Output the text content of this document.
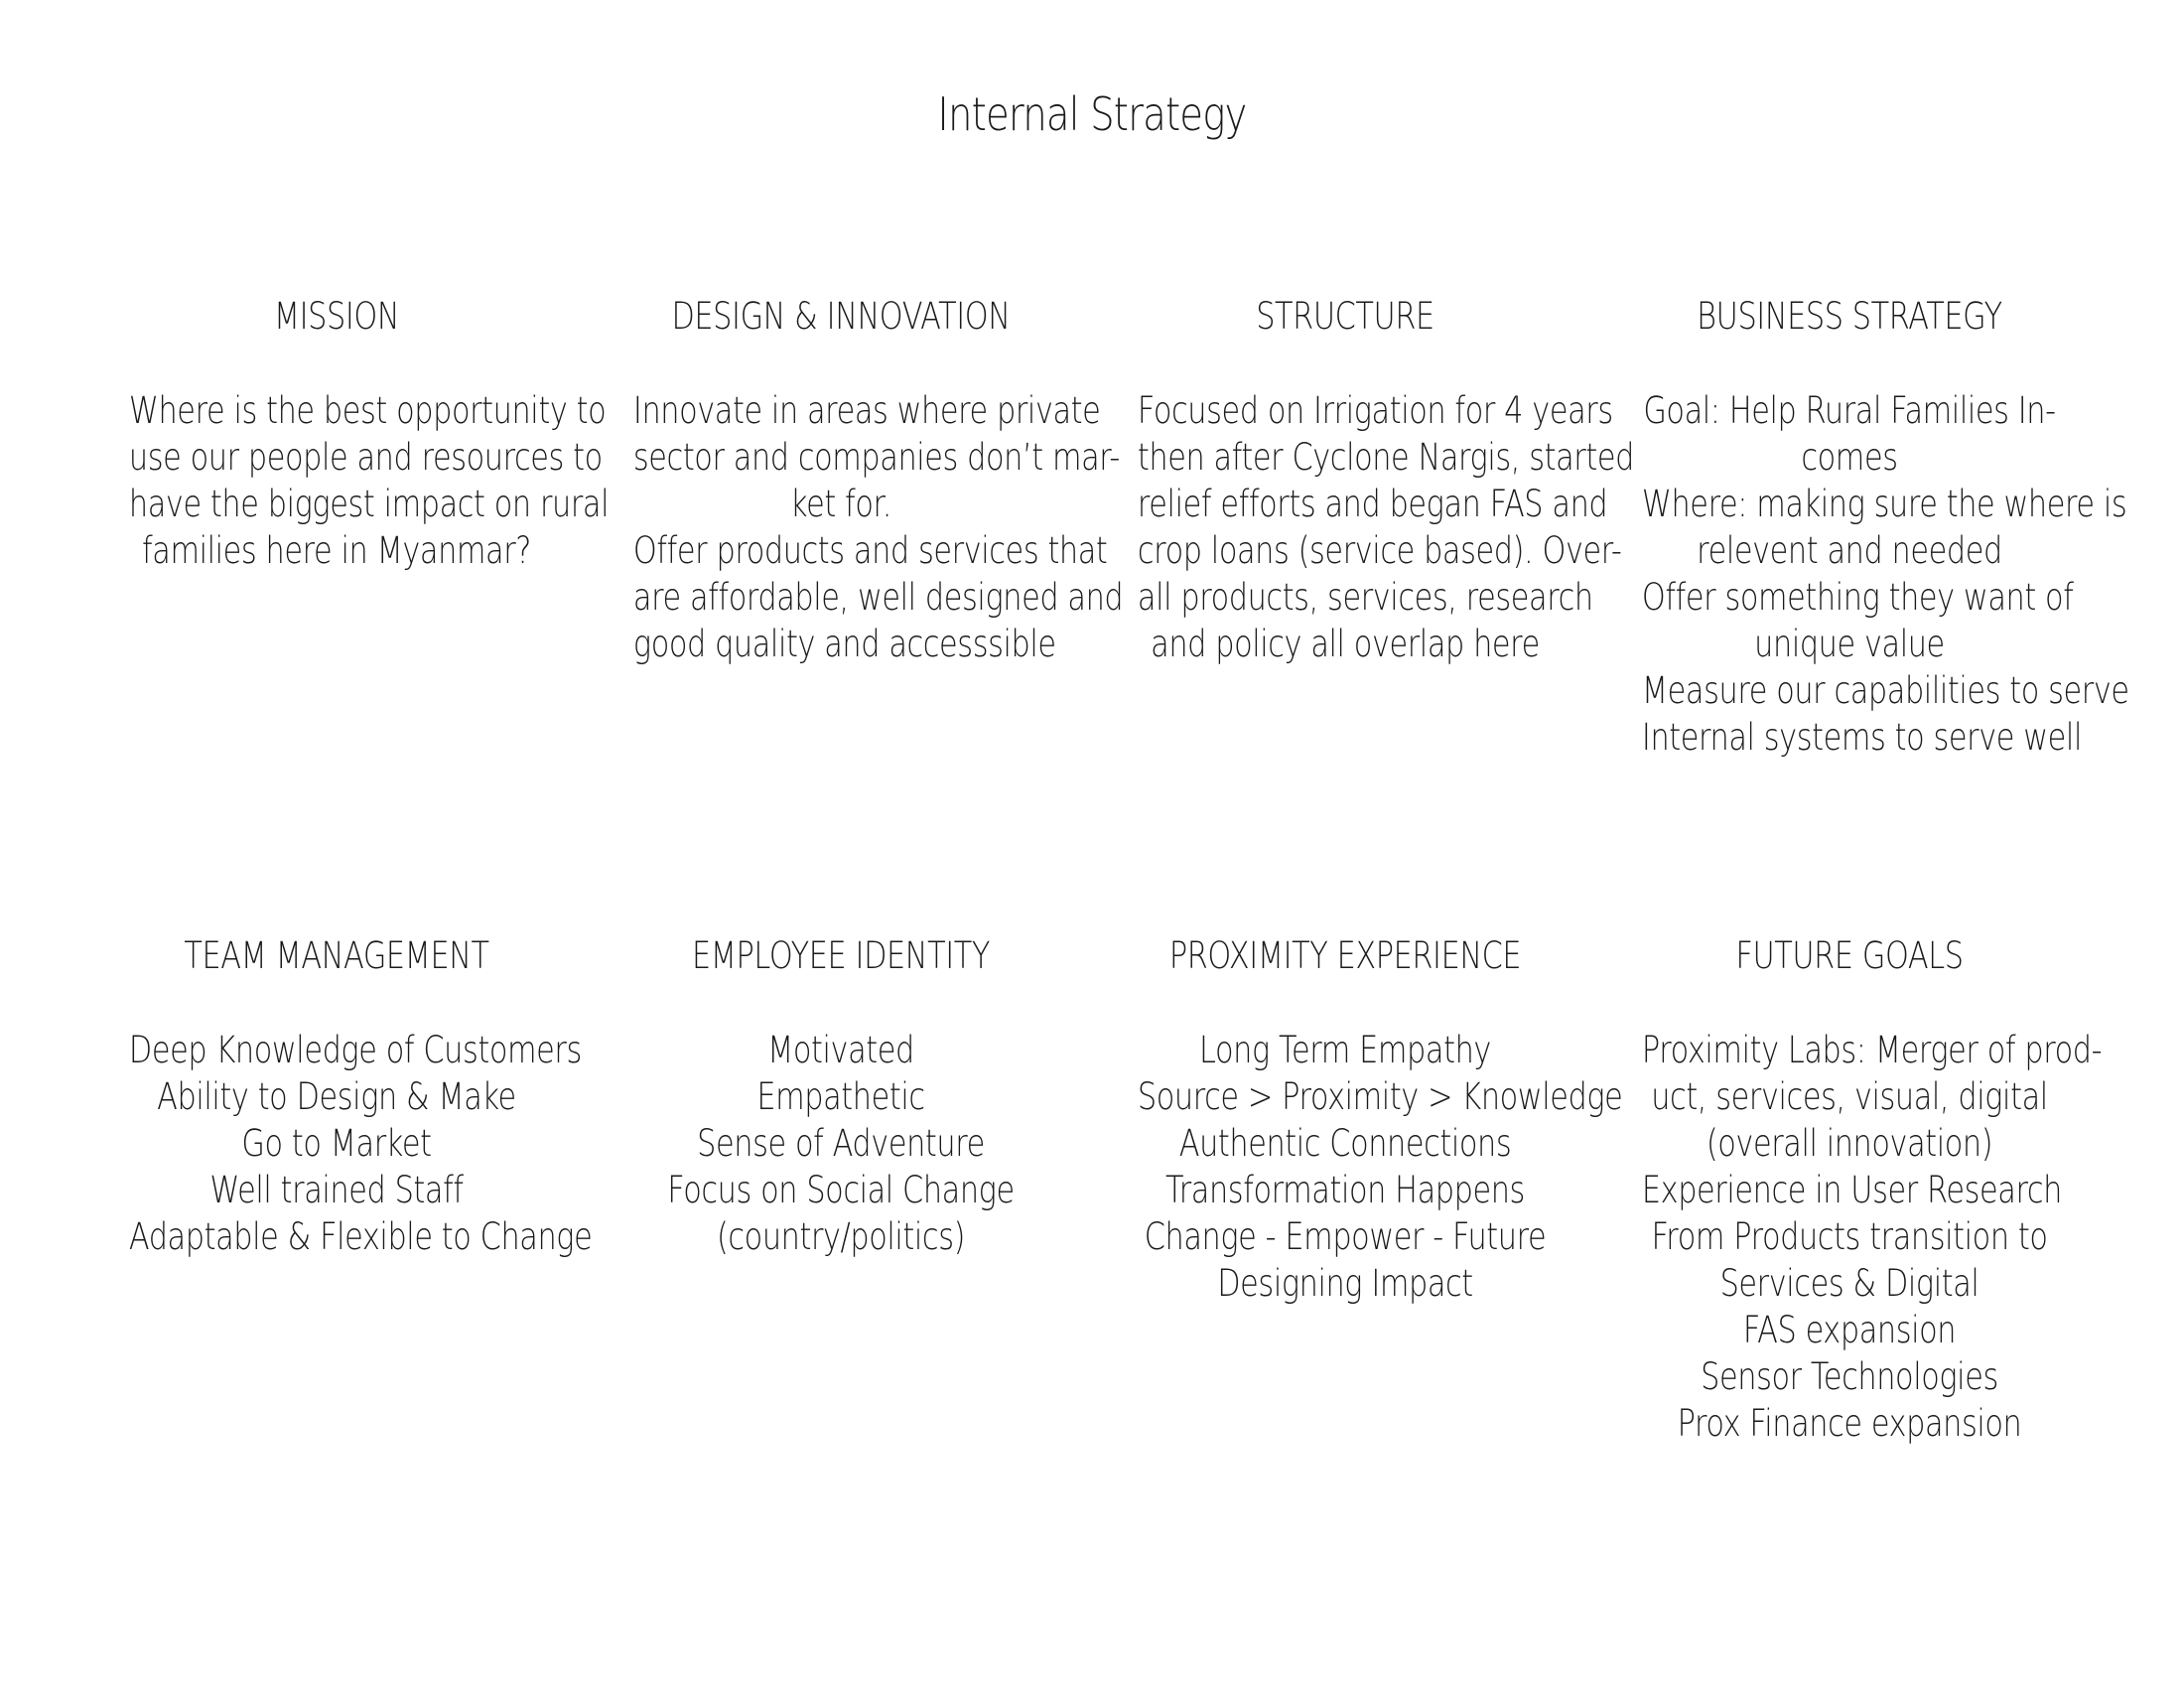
Internal Strategy
MISSION
Where is the best opportunity to
use our people and resources to
have the biggest impact on rural
families here in Myanmar?
DESIGN & INNOVATION
Innovate in areas where private
sector and companies don’t mar-
ket for.
Offer products and services that
are affordable, well designed and
good quality and accesssible
STRUCTURE
Focused on Irrigation for 4 years
then after Cyclone Nargis, started
relief efforts and began FAS and
crop loans (service based). Over-
all products, services, research
and policy all overlap here
BUSINESS STRATEGY
Goal: Help Rural Families In-
comes
Where: making sure the where is
relevent and needed
Offer something they want of
unique value
Measure our capabilities to serve
Internal systems to serve well
TEAM MANAGEMENT
Deep Knowledge of Customers
Ability to Design & Make
Go to Market
Well trained Staff
Adaptable & Flexible to Change
EMPLOYEE IDENTITY
Motivated
Empathetic
Sense of Adventure
Focus on Social Change
(country/politics)
PROXIMITY EXPERIENCE
Long Term Empathy
Source > Proximity > Knowledge
Authentic Connections
Transformation Happens
Change - Empower - Future
Designing Impact
FUTURE GOALS
Proximity Labs: Merger of prod-
uct, services, visual, digital
(overall innovation)
Experience in User Research
From Products transition to
Services & Digital
FAS expansion
Sensor Technologies
Prox Finance expansion
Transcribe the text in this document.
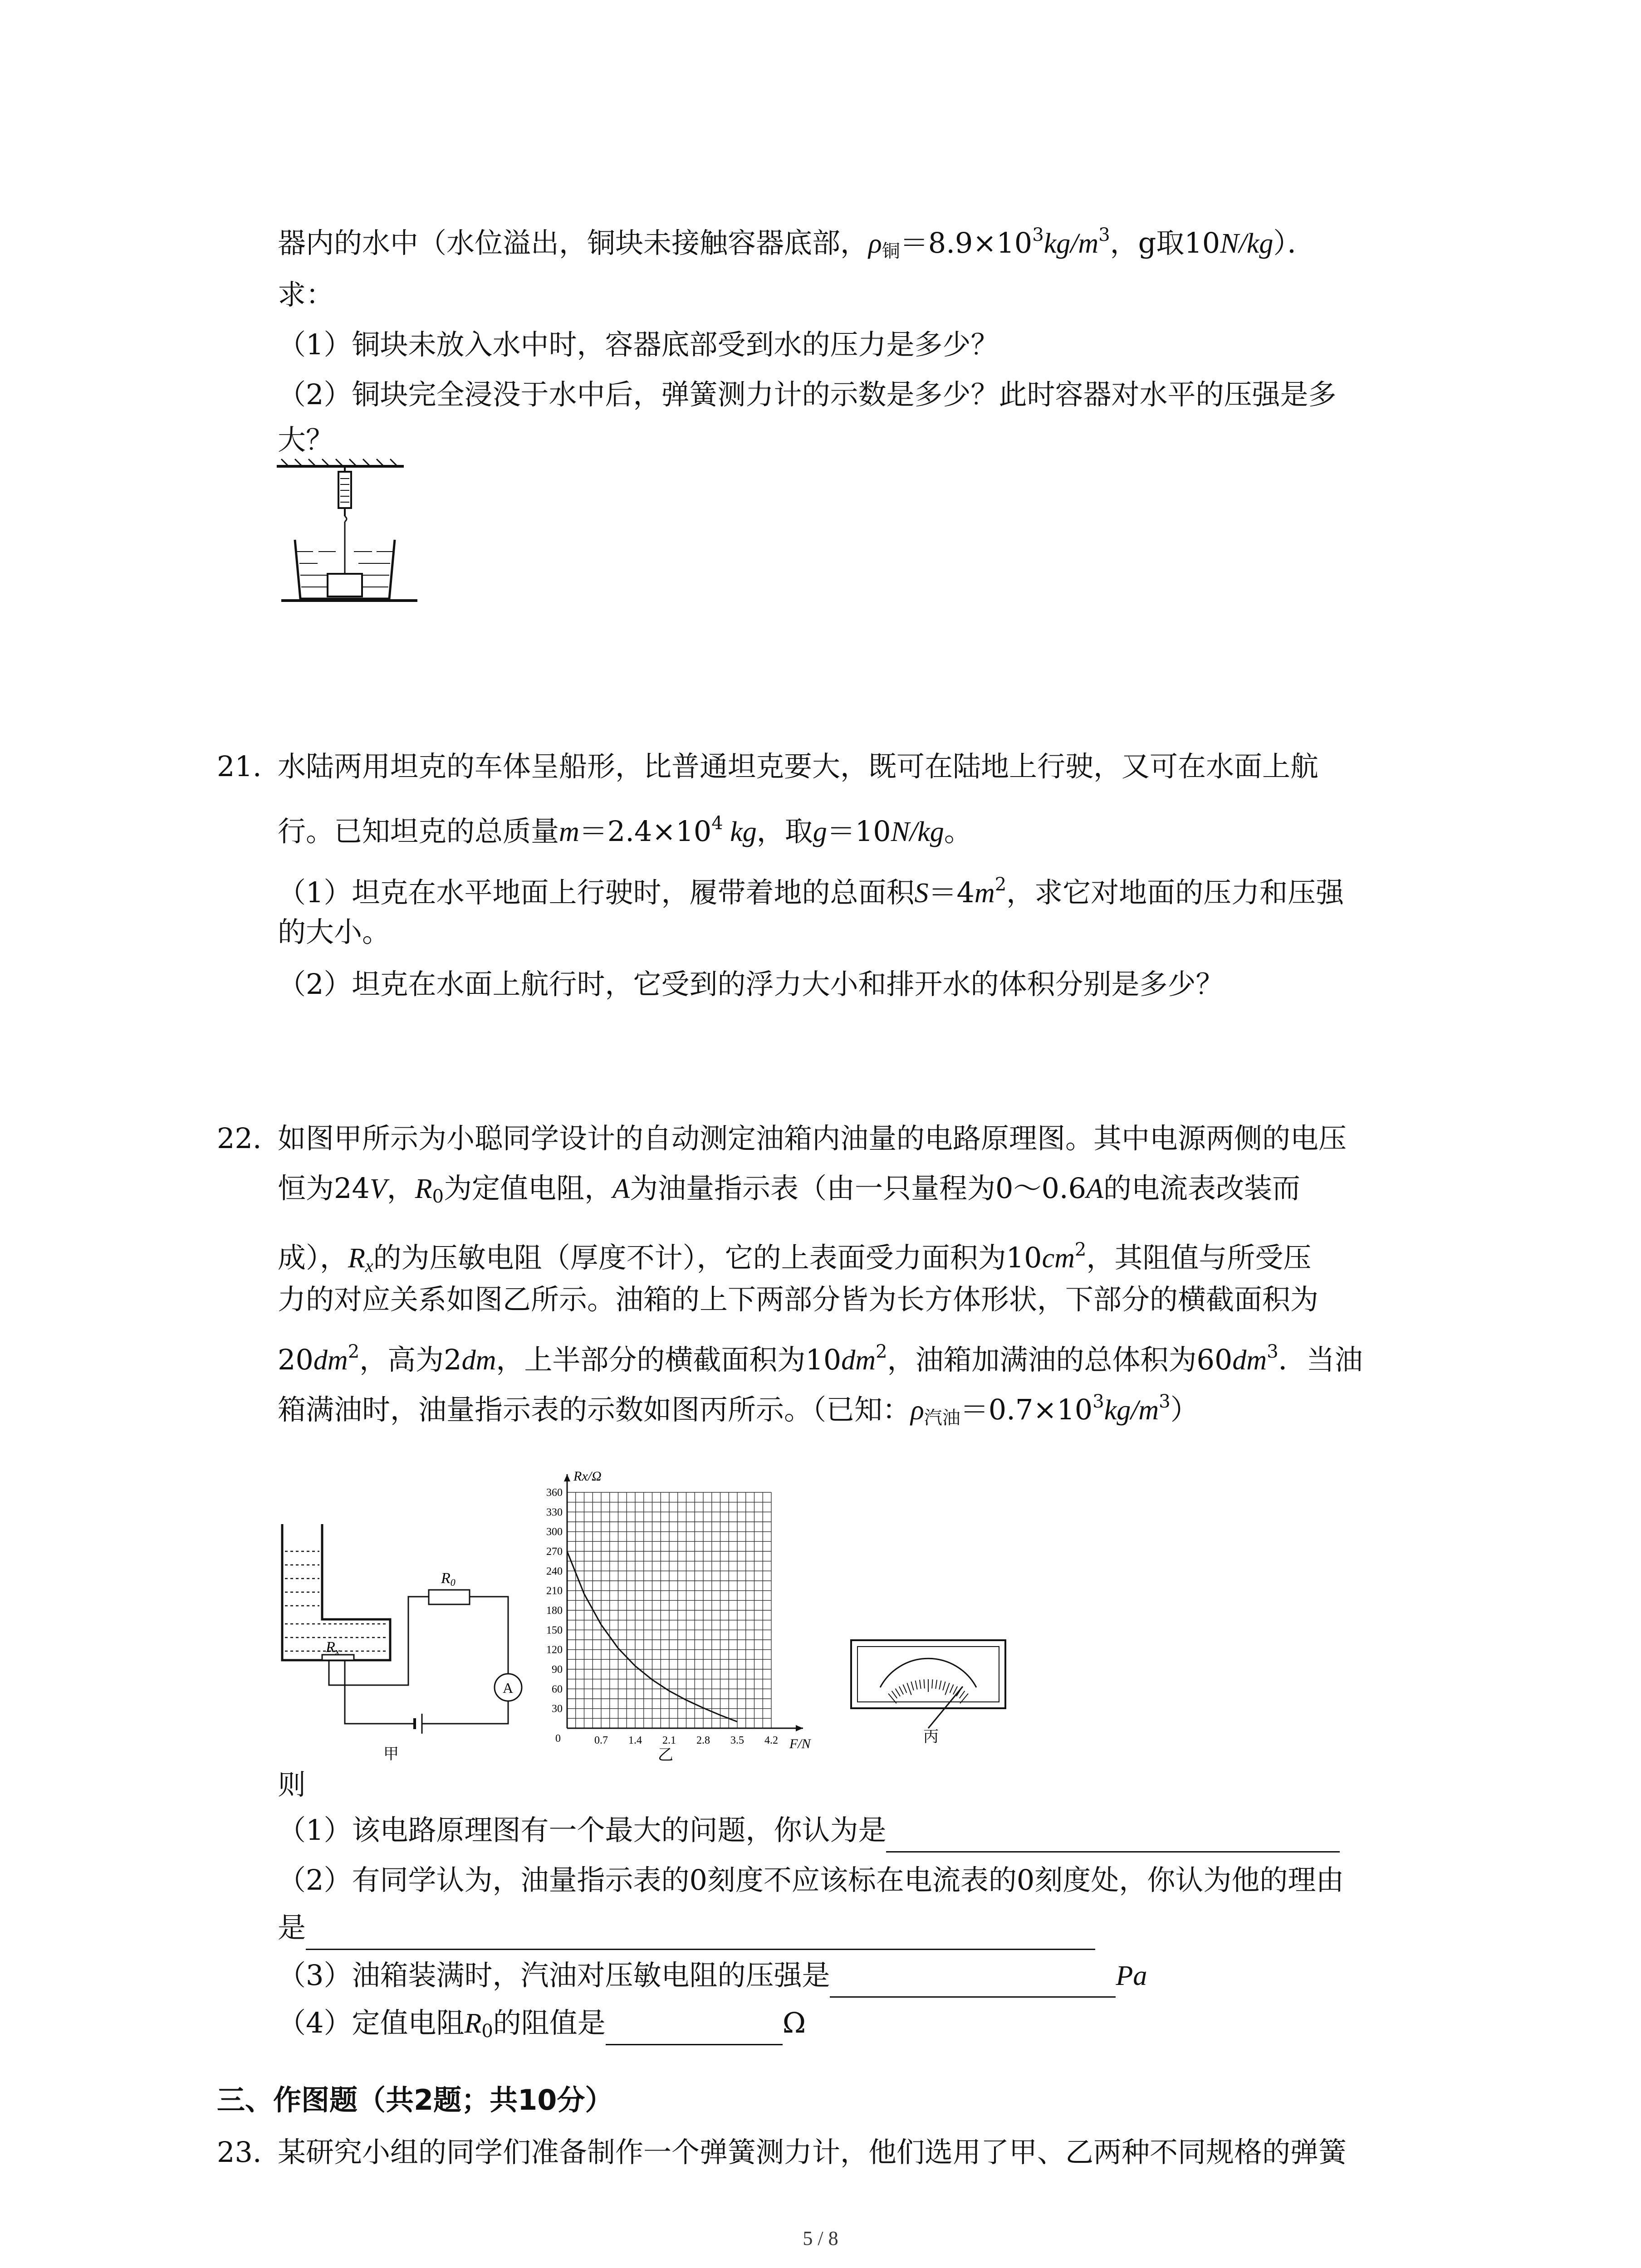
器内的水中（水位溢出，铜块未接触容器底部，$\rho_铜=8.9\times 10^3kg/m^3$，g取10N/kg）．
求：
（1）铜块未放入水中时，容器底部受到水的压力是多少？
（2）铜块完全浸没于水中后，弹簧测力计的示数是多少？此时容器对水平的压强是多
大？
21. 水陆两用坦克的车体呈船形，比普通坦克要大，既可在陆地上行驶，又可在水面上航
行。已知坦克的总质量$m=2.4\times 10^4$ kg，取g＝10N/kg。
（1）坦克在水平地面上行驶时，履带着地的总面积$S=4m^2$，求它对地面的压力和压强
的大小。
（2）坦克在水面上航行时，它受到的浮力大小和排开水的体积分别是多少？
22. 如图甲所示为小聪同学设计的自动测定油箱内油量的电路原理图。其中电源两侧的电压
恒为24V，$R_0$为定值电阻，A为油量指示表（由一只量程为0～0.6A的电流表改装而
成），$R_x$的为压敏电阻（厚度不计），它的上表面受力面积为$10cm^2$，其阻值与所受压
力的对应关系如图乙所示。油箱的上下两部分皆为长方体形状，下部分的横截面积为
$20dm^2$，高为2dm，上半部分的横截面积为$10dm^2$，油箱加满油的总体积为$60dm^3$．当油
箱满油时，油量指示表的示数如图丙所示。（已知：$\rho_{汽油}=0.7\times 10^3kg/m^3$）
Rx
R0
A
甲
30
60
90
120
150
180
210
240
270
300
330
360
0.7 1.4 2.1 2.8 3.5 4.2
0	F/N
Rx/Ω
乙
丙
则
（1）该电路原理图有一个最大的问题，你认为是
（2）有同学认为，油量指示表的0刻度不应该标在电流表的0刻度处，你认为他的理由
是
（3）油箱装满时，汽油对压敏电阻的压强是	Pa
（4）定值电阻$R_0$的阻值是	Ω
三、作图题（共2题；共10分）
23. 某研究小组的同学们准备制作一个弹簧测力计，他们选用了甲、乙两种不同规格的弹簧
5 / 8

__Exercise task__
Write out all the entries word for word, but skip any images.

__Worked solution__
Output the text content of this document.
Internal Strategy
MISSION
Where is the best opportunity to
use our people and resources to
have the biggest impact on rural
families here in Myanmar?
DESIGN & INNOVATION
Innovate in areas where private
sector and companies don’t mar-
ket for.
Offer products and services that
are affordable, well designed and
good quality and accesssible
STRUCTURE
Focused on Irrigation for 4 years
then after Cyclone Nargis, started
relief efforts and began FAS and
crop loans (service based). Over-
all products, services, research
and policy all overlap here
BUSINESS STRATEGY
Goal: Help Rural Families In-
comes
Where: making sure the where is
relevent and needed
Offer something they want of
unique value
Measure our capabilities to serve
Internal systems to serve well
TEAM MANAGEMENT
Deep Knowledge of Customers
Ability to Design & Make
Go to Market
Well trained Staff
Adaptable & Flexible to Change
EMPLOYEE IDENTITY
Motivated
Empathetic
Sense of Adventure
Focus on Social Change
(country/politics)
PROXIMITY EXPERIENCE
Long Term Empathy
Source > Proximity > Knowledge
Authentic Connections
Transformation Happens
Change - Empower - Future
Designing Impact
FUTURE GOALS
Proximity Labs: Merger of prod-
uct, services, visual, digital
(overall innovation)
Experience in User Research
From Products transition to
Services & Digital
FAS expansion
Sensor Technologies
Prox Finance expansion
Transcribe the text in this document.
器内的水中（水位溢出，铜块未接触容器底部，$\rho_铜=8.9\times 10^3kg/m^3$，g取10N/kg）．
求：
（1）铜块未放入水中时，容器底部受到水的压力是多少？
（2）铜块完全浸没于水中后，弹簧测力计的示数是多少？此时容器对水平的压强是多
大？
21. 水陆两用坦克的车体呈船形，比普通坦克要大，既可在陆地上行驶，又可在水面上航
行。已知坦克的总质量$m=2.4\times 10^4$ kg，取g＝10N/kg。
（1）坦克在水平地面上行驶时，履带着地的总面积$S=4m^2$，求它对地面的压力和压强
的大小。
（2）坦克在水面上航行时，它受到的浮力大小和排开水的体积分别是多少？
22. 如图甲所示为小聪同学设计的自动测定油箱内油量的电路原理图。其中电源两侧的电压
恒为24V，$R_0$为定值电阻，A为油量指示表（由一只量程为0～0.6A的电流表改装而
成），$R_x$的为压敏电阻（厚度不计），它的上表面受力面积为$10cm^2$，其阻值与所受压
力的对应关系如图乙所示。油箱的上下两部分皆为长方体形状，下部分的横截面积为
$20dm^2$，高为2dm，上半部分的横截面积为$10dm^2$，油箱加满油的总体积为$60dm^3$．当油
箱满油时，油量指示表的示数如图丙所示。（已知：$\rho_{汽油}=0.7\times 10^3kg/m^3$）
Rx
R0
A
甲
30
60
90
120
150
180
210
240
270
300
330
360
0.7 1.4 2.1 2.8 3.5 4.2
0	F/N
Rx/Ω
乙
丙
则
（1）该电路原理图有一个最大的问题，你认为是
（2）有同学认为，油量指示表的0刻度不应该标在电流表的0刻度处，你认为他的理由
是
（3）油箱装满时，汽油对压敏电阻的压强是	Pa
（4）定值电阻$R_0$的阻值是	Ω
三、作图题（共2题；共10分）
23. 某研究小组的同学们准备制作一个弹簧测力计，他们选用了甲、乙两种不同规格的弹簧
5 / 8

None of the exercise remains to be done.